— start —

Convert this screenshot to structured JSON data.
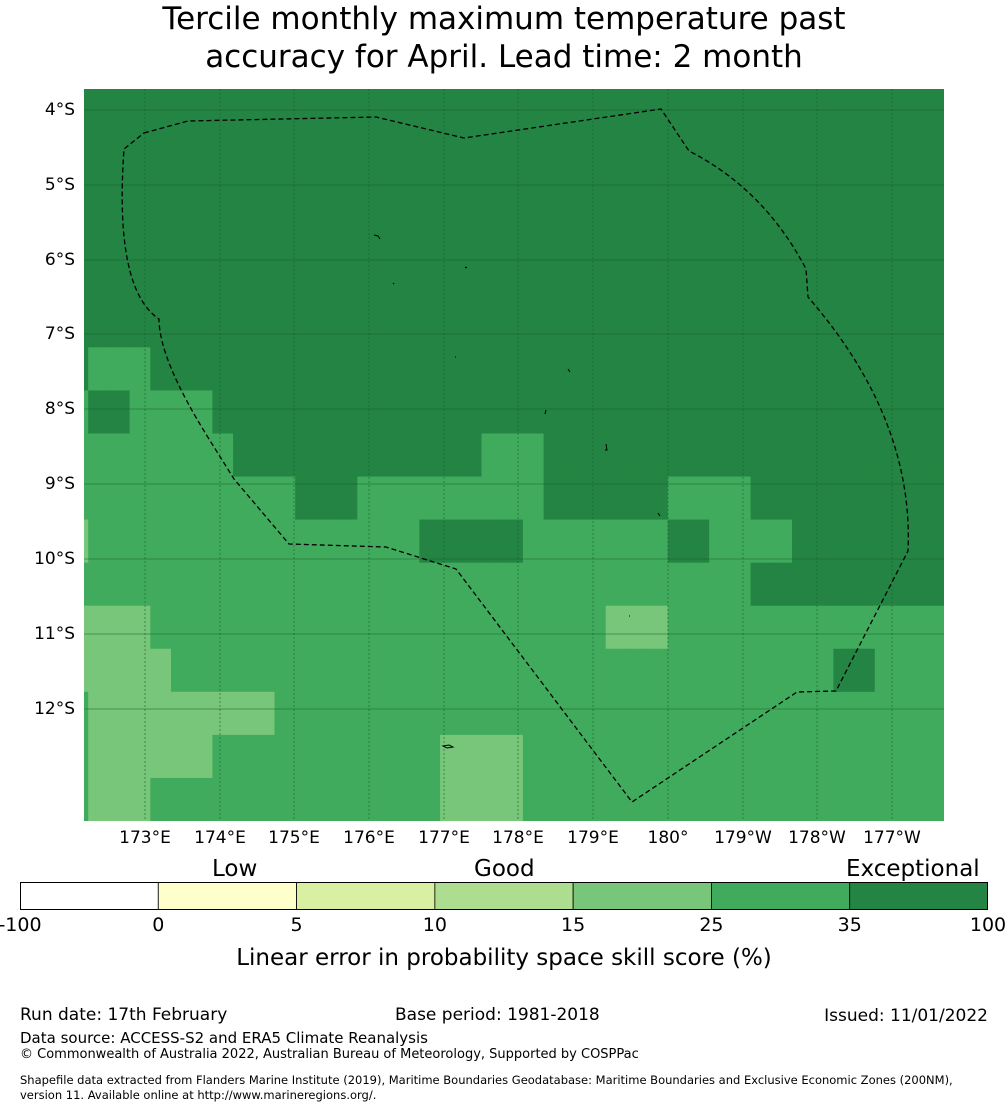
{
  "title": {
    "line1": "Tercile monthly maximum temperature past",
    "line2": "accuracy for April. Lead time: 2 month"
  },
  "map": {
    "lat_labels": [
      "4°S",
      "5°S",
      "6°S",
      "7°S",
      "8°S",
      "9°S",
      "10°S",
      "11°S",
      "12°S"
    ],
    "lon_labels": [
      "173°E",
      "174°E",
      "175°E",
      "176°E",
      "177°E",
      "178°E",
      "179°E",
      "180°",
      "179°W",
      "178°W",
      "177°W"
    ],
    "category_colors": [
      "#ffffcc",
      "#d9f0a3",
      "#addd8e",
      "#78c679",
      "#41ab5d",
      "#238443"
    ],
    "grid_rows": [
      "55555555555555555555555555555555555555555555",
      "55555555555555555555555555555555555555555555",
      "55555555555555555555555555555555555555555555",
      "55555555555555555555555555555555555555555555",
      "55555555555555555555555555555555555555555555",
      "55555555555555555555555555555555555555555555",
      "54445555555555555555555555555555555555555555",
      "45544445555555555555555555555555555555555555",
      "44444444555555555555444555555555555555555555",
      "44444444444555444444444555555444455555555555",
      "34444444444444444555554444444554444555555555",
      "44444444444444444444444444444444455555555555",
      "33334444444444444444444444333444444444444445",
      "33333444444444444444444444444444444445544444",
      "43333333334444444444444444444444444444444444",
      "43333334444444444433334444444444444444444445",
      "43334444444444444433334444444444444444444444"
    ]
  },
  "legend": {
    "categories": [
      "Low",
      "Good",
      "Exceptional"
    ],
    "colors": [
      "#ffffff",
      "#ffffcc",
      "#d9f0a3",
      "#addd8e",
      "#78c679",
      "#41ab5d",
      "#238443"
    ],
    "ticks": [
      "-100",
      "0",
      "5",
      "10",
      "15",
      "25",
      "35",
      "100"
    ],
    "label": "Linear error in probability space skill score (%)"
  },
  "footer": {
    "run_date": "Run date: 17th February",
    "base_period": "Base period: 1981-2018",
    "issued": "Issued: 11/01/2022",
    "data_source": "Data source: ACCESS-S2 and ERA5 Climate Reanalysis",
    "copyright": "© Commonwealth of Australia 2022, Australian Bureau of Meteorology, Supported by COSPPac",
    "shapefile_line1": "Shapefile data extracted from Flanders Marine Institute (2019), Maritime Boundaries Geodatabase: Maritime Boundaries and Exclusive Economic Zones (200NM),",
    "shapefile_line2": "version 11. Available online at http://www.marineregions.org/."
  }
}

— end —

Each record should be quoted exactly, with the images omitted.

Convert this screenshot to structured JSON data.
{
  "title": {
    "line1": "Tercile monthly maximum temperature past",
    "line2": "accuracy for April. Lead time: 2 month"
  },
  "map": {
    "lat_labels": [
      "4°S",
      "5°S",
      "6°S",
      "7°S",
      "8°S",
      "9°S",
      "10°S",
      "11°S",
      "12°S"
    ],
    "lon_labels": [
      "173°E",
      "174°E",
      "175°E",
      "176°E",
      "177°E",
      "178°E",
      "179°E",
      "180°",
      "179°W",
      "178°W",
      "177°W"
    ],
    "category_colors": [
      "#ffffcc",
      "#d9f0a3",
      "#addd8e",
      "#78c679",
      "#41ab5d",
      "#238443"
    ],
    "grid_rows": [
      "55555555555555555555555555555555555555555555",
      "55555555555555555555555555555555555555555555",
      "55555555555555555555555555555555555555555555",
      "55555555555555555555555555555555555555555555",
      "55555555555555555555555555555555555555555555",
      "55555555555555555555555555555555555555555555",
      "54445555555555555555555555555555555555555555",
      "45544445555555555555555555555555555555555555",
      "44444444555555555555444555555555555555555555",
      "44444444444555444444444555555444455555555555",
      "34444444444444444555554444444554444555555555",
      "44444444444444444444444444444444455555555555",
      "33334444444444444444444444333444444444444445",
      "33333444444444444444444444444444444445544444",
      "43333333334444444444444444444444444444444444",
      "43333334444444444433334444444444444444444445",
      "43334444444444444433334444444444444444444444"
    ]
  },
  "legend": {
    "categories": [
      "Low",
      "Good",
      "Exceptional"
    ],
    "colors": [
      "#ffffff",
      "#ffffcc",
      "#d9f0a3",
      "#addd8e",
      "#78c679",
      "#41ab5d",
      "#238443"
    ],
    "ticks": [
      "-100",
      "0",
      "5",
      "10",
      "15",
      "25",
      "35",
      "100"
    ],
    "label": "Linear error in probability space skill score (%)"
  },
  "footer": {
    "run_date": "Run date: 17th February",
    "base_period": "Base period: 1981-2018",
    "issued": "Issued: 11/01/2022",
    "data_source": "Data source: ACCESS-S2 and ERA5 Climate Reanalysis",
    "copyright": "© Commonwealth of Australia 2022, Australian Bureau of Meteorology, Supported by COSPPac",
    "shapefile_line1": "Shapefile data extracted from Flanders Marine Institute (2019), Maritime Boundaries Geodatabase: Maritime Boundaries and Exclusive Economic Zones (200NM),",
    "shapefile_line2": "version 11. Available online at http://www.marineregions.org/."
  }
}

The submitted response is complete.